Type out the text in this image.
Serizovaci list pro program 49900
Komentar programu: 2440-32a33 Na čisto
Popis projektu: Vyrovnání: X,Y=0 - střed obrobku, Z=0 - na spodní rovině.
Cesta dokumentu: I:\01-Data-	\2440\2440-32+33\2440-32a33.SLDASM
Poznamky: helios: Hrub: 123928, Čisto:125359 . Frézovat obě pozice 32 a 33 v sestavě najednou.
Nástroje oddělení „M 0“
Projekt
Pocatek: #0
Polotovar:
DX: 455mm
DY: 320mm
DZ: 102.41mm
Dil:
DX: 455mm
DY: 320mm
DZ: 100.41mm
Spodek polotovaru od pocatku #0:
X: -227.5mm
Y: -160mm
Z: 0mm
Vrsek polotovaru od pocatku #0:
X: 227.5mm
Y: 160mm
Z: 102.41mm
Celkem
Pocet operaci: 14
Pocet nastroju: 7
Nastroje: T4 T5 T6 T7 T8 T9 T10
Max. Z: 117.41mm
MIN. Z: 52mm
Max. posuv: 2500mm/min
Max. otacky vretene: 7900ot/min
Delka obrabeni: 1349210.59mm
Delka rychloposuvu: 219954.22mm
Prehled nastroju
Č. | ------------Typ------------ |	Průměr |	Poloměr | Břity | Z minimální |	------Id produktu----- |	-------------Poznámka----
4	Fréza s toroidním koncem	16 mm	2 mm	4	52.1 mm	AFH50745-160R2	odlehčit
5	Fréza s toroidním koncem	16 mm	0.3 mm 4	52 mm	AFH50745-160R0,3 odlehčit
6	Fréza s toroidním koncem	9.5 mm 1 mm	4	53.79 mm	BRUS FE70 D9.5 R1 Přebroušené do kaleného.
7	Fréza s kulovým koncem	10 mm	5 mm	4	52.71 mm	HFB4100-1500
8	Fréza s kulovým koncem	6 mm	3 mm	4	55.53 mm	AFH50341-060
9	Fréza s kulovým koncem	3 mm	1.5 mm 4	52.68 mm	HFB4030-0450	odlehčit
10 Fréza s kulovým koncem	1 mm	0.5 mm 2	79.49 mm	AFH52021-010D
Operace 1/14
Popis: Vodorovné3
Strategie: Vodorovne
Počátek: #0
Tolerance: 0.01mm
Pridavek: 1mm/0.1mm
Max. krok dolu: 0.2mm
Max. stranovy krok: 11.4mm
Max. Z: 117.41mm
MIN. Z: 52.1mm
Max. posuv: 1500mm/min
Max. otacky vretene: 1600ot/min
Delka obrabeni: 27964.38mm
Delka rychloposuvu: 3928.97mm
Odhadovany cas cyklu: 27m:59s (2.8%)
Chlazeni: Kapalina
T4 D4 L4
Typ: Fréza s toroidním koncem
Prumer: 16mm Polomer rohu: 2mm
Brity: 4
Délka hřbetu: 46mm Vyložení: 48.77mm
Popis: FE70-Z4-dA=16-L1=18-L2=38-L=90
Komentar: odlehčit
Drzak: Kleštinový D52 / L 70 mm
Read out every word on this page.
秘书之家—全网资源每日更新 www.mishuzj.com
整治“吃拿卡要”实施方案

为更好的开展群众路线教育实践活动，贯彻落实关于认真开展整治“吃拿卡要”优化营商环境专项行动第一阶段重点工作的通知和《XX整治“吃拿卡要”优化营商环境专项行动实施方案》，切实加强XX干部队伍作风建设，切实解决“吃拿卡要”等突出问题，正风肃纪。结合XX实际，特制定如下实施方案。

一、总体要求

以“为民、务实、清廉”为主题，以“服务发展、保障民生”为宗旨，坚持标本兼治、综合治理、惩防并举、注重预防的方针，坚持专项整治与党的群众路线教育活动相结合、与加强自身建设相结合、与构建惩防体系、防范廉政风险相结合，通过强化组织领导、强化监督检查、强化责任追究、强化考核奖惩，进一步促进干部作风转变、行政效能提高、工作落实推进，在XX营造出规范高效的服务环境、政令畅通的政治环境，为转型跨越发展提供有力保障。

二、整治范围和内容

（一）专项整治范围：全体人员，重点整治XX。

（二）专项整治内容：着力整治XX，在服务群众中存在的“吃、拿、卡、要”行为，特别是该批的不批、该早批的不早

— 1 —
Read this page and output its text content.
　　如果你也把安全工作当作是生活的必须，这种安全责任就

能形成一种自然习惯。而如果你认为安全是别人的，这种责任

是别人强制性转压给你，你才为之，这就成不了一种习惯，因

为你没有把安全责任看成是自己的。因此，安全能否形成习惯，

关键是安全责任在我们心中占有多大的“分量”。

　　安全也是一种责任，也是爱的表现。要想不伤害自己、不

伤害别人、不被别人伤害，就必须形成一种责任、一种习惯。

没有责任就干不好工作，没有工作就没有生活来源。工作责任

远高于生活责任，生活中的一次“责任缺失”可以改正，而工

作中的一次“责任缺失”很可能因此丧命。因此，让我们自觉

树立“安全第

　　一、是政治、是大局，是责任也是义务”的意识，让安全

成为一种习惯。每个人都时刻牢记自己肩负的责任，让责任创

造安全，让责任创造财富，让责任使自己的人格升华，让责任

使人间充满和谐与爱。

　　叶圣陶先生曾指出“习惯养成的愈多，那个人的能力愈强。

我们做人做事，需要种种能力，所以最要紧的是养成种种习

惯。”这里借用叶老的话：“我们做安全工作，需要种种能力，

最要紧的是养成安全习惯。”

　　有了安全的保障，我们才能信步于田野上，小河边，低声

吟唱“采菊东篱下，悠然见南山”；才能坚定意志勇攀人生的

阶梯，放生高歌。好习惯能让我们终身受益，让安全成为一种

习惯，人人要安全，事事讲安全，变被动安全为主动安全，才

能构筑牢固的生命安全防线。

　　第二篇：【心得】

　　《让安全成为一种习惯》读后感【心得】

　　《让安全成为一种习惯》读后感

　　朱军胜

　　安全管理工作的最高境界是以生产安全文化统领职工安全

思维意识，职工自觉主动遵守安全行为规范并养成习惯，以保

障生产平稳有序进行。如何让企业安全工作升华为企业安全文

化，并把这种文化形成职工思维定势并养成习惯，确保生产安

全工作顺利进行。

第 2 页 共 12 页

THE PROBLEM.
Please output the entries above, every line exactly as it reads.

WRITTEN RESPONSE.
Type out the text in this image.
Serizovaci list pro program 49900
Komentar programu: 2440-32a33 Na čisto
Popis projektu: Vyrovnání: X,Y=0 - střed obrobku, Z=0 - na spodní rovině.
Cesta dokumentu: I:\01-Data-	\2440\2440-32+33\2440-32a33.SLDASM
Poznamky: helios: Hrub: 123928, Čisto:125359 . Frézovat obě pozice 32 a 33 v sestavě najednou.
Nástroje oddělení „M 0“
Projekt
Pocatek: #0
Polotovar:
DX: 455mm
DY: 320mm
DZ: 102.41mm
Dil:
DX: 455mm
DY: 320mm
DZ: 100.41mm
Spodek polotovaru od pocatku #0:
X: -227.5mm
Y: -160mm
Z: 0mm
Vrsek polotovaru od pocatku #0:
X: 227.5mm
Y: 160mm
Z: 102.41mm
Celkem
Pocet operaci: 14
Pocet nastroju: 7
Nastroje: T4 T5 T6 T7 T8 T9 T10
Max. Z: 117.41mm
MIN. Z: 52mm
Max. posuv: 2500mm/min
Max. otacky vretene: 7900ot/min
Delka obrabeni: 1349210.59mm
Delka rychloposuvu: 219954.22mm
Prehled nastroju
Č. | ------------Typ------------ |	Průměr |	Poloměr | Břity | Z minimální |	------Id produktu----- |	-------------Poznámka----
4	Fréza s toroidním koncem	16 mm	2 mm	4	52.1 mm	AFH50745-160R2	odlehčit
5	Fréza s toroidním koncem	16 mm	0.3 mm 4	52 mm	AFH50745-160R0,3 odlehčit
6	Fréza s toroidním koncem	9.5 mm 1 mm	4	53.79 mm	BRUS FE70 D9.5 R1 Přebroušené do kaleného.
7	Fréza s kulovým koncem	10 mm	5 mm	4	52.71 mm	HFB4100-1500
8	Fréza s kulovým koncem	6 mm	3 mm	4	55.53 mm	AFH50341-060
9	Fréza s kulovým koncem	3 mm	1.5 mm 4	52.68 mm	HFB4030-0450	odlehčit
10 Fréza s kulovým koncem	1 mm	0.5 mm 2	79.49 mm	AFH52021-010D
Operace 1/14
Popis: Vodorovné3
Strategie: Vodorovne
Počátek: #0
Tolerance: 0.01mm
Pridavek: 1mm/0.1mm
Max. krok dolu: 0.2mm
Max. stranovy krok: 11.4mm
Max. Z: 117.41mm
MIN. Z: 52.1mm
Max. posuv: 1500mm/min
Max. otacky vretene: 1600ot/min
Delka obrabeni: 27964.38mm
Delka rychloposuvu: 3928.97mm
Odhadovany cas cyklu: 27m:59s (2.8%)
Chlazeni: Kapalina
T4 D4 L4
Typ: Fréza s toroidním koncem
Prumer: 16mm Polomer rohu: 2mm
Brity: 4
Délka hřbetu: 46mm Vyložení: 48.77mm
Popis: FE70-Z4-dA=16-L1=18-L2=38-L=90
Komentar: odlehčit
Drzak: Kleštinový D52 / L 70 mm
Read out every word on this page.
秘书之家—全网资源每日更新 www.mishuzj.com
整治“吃拿卡要”实施方案

为更好的开展群众路线教育实践活动，贯彻落实关于认真开展整治“吃拿卡要”优化营商环境专项行动第一阶段重点工作的通知和《XX整治“吃拿卡要”优化营商环境专项行动实施方案》，切实加强XX干部队伍作风建设，切实解决“吃拿卡要”等突出问题，正风肃纪。结合XX实际，特制定如下实施方案。

一、总体要求

以“为民、务实、清廉”为主题，以“服务发展、保障民生”为宗旨，坚持标本兼治、综合治理、惩防并举、注重预防的方针，坚持专项整治与党的群众路线教育活动相结合、与加强自身建设相结合、与构建惩防体系、防范廉政风险相结合，通过强化组织领导、强化监督检查、强化责任追究、强化考核奖惩，进一步促进干部作风转变、行政效能提高、工作落实推进，在XX营造出规范高效的服务环境、政令畅通的政治环境，为转型跨越发展提供有力保障。

二、整治范围和内容

（一）专项整治范围：全体人员，重点整治XX。

（二）专项整治内容：着力整治XX，在服务群众中存在的“吃、拿、卡、要”行为，特别是该批的不批、该早批的不早

— 1 —
Read this page and output its text content.
　　如果你也把安全工作当作是生活的必须，这种安全责任就

能形成一种自然习惯。而如果你认为安全是别人的，这种责任

是别人强制性转压给你，你才为之，这就成不了一种习惯，因

为你没有把安全责任看成是自己的。因此，安全能否形成习惯，

关键是安全责任在我们心中占有多大的“分量”。

　　安全也是一种责任，也是爱的表现。要想不伤害自己、不

伤害别人、不被别人伤害，就必须形成一种责任、一种习惯。

没有责任就干不好工作，没有工作就没有生活来源。工作责任

远高于生活责任，生活中的一次“责任缺失”可以改正，而工

作中的一次“责任缺失”很可能因此丧命。因此，让我们自觉

树立“安全第

　　一、是政治、是大局，是责任也是义务”的意识，让安全

成为一种习惯。每个人都时刻牢记自己肩负的责任，让责任创

造安全，让责任创造财富，让责任使自己的人格升华，让责任

使人间充满和谐与爱。

　　叶圣陶先生曾指出“习惯养成的愈多，那个人的能力愈强。

我们做人做事，需要种种能力，所以最要紧的是养成种种习

惯。”这里借用叶老的话：“我们做安全工作，需要种种能力，

最要紧的是养成安全习惯。”

　　有了安全的保障，我们才能信步于田野上，小河边，低声

吟唱“采菊东篱下，悠然见南山”；才能坚定意志勇攀人生的

阶梯，放生高歌。好习惯能让我们终身受益，让安全成为一种

习惯，人人要安全，事事讲安全，变被动安全为主动安全，才

能构筑牢固的生命安全防线。

　　第二篇：【心得】

　　《让安全成为一种习惯》读后感【心得】

　　《让安全成为一种习惯》读后感

　　朱军胜

　　安全管理工作的最高境界是以生产安全文化统领职工安全

思维意识，职工自觉主动遵守安全行为规范并养成习惯，以保

障生产平稳有序进行。如何让企业安全工作升华为企业安全文

化，并把这种文化形成职工思维定势并养成习惯，确保生产安

全工作顺利进行。

第 2 页 共 12 页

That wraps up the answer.